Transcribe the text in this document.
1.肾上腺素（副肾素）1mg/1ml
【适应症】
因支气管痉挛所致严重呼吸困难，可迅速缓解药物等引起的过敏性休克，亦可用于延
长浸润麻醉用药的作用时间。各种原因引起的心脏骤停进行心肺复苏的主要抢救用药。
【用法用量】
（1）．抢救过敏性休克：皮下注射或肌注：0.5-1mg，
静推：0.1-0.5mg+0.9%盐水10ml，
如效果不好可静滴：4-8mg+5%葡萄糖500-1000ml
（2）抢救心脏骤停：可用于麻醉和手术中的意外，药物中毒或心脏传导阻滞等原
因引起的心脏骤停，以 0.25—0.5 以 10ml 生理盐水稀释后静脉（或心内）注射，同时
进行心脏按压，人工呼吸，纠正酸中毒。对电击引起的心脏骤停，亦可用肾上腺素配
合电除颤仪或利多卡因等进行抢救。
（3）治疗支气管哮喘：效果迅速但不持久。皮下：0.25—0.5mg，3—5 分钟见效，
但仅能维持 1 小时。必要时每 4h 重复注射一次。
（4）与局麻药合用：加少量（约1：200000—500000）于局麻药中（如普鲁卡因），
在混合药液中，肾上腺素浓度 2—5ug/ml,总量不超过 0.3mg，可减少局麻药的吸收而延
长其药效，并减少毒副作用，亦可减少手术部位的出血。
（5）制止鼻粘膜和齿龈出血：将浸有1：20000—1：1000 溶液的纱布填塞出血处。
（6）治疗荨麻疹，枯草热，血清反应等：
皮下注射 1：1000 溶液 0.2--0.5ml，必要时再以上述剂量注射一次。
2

Goal
Make an exact copy of every entry.

Written answer
Transcribe the text in this document.
1.肾上腺素（副肾素）1mg/1ml
【适应症】
因支气管痉挛所致严重呼吸困难，可迅速缓解药物等引起的过敏性休克，亦可用于延
长浸润麻醉用药的作用时间。各种原因引起的心脏骤停进行心肺复苏的主要抢救用药。
【用法用量】
（1）．抢救过敏性休克：皮下注射或肌注：0.5-1mg，
静推：0.1-0.5mg+0.9%盐水10ml，
如效果不好可静滴：4-8mg+5%葡萄糖500-1000ml
（2）抢救心脏骤停：可用于麻醉和手术中的意外，药物中毒或心脏传导阻滞等原
因引起的心脏骤停，以 0.25—0.5 以 10ml 生理盐水稀释后静脉（或心内）注射，同时
进行心脏按压，人工呼吸，纠正酸中毒。对电击引起的心脏骤停，亦可用肾上腺素配
合电除颤仪或利多卡因等进行抢救。
（3）治疗支气管哮喘：效果迅速但不持久。皮下：0.25—0.5mg，3—5 分钟见效，
但仅能维持 1 小时。必要时每 4h 重复注射一次。
（4）与局麻药合用：加少量（约1：200000—500000）于局麻药中（如普鲁卡因），
在混合药液中，肾上腺素浓度 2—5ug/ml,总量不超过 0.3mg，可减少局麻药的吸收而延
长其药效，并减少毒副作用，亦可减少手术部位的出血。
（5）制止鼻粘膜和齿龈出血：将浸有1：20000—1：1000 溶液的纱布填塞出血处。
（6）治疗荨麻疹，枯草热，血清反应等：
皮下注射 1：1000 溶液 0.2--0.5ml，必要时再以上述剂量注射一次。
2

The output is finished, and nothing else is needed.